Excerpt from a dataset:
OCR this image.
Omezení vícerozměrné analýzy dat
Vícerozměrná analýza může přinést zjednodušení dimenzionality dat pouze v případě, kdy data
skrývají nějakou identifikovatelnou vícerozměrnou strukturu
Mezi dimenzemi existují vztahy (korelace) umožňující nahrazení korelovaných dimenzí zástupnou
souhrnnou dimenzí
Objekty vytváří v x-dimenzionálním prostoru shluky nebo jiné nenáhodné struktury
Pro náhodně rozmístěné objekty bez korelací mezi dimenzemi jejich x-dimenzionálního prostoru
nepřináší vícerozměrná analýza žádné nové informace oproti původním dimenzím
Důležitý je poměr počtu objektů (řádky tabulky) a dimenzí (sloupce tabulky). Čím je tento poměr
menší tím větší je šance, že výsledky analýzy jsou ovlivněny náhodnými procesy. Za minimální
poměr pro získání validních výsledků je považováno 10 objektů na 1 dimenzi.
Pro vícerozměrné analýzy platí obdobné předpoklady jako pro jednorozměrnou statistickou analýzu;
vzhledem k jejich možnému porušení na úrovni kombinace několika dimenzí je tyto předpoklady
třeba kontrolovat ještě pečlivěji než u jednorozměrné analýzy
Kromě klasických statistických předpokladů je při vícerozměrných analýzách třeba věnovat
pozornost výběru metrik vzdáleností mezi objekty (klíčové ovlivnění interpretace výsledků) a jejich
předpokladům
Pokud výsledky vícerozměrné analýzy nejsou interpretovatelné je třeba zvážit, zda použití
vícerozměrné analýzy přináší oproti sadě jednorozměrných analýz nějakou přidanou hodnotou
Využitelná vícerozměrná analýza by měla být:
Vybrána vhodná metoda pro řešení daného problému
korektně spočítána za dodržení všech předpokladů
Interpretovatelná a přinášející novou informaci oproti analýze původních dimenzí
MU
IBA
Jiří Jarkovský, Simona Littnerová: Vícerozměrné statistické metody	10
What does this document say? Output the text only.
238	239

WRITTEN INSTRUCTION –
List every line from the entries above in which "this" appears.

THE REPLY –
OCR this image.
What does this document say? Output the text only.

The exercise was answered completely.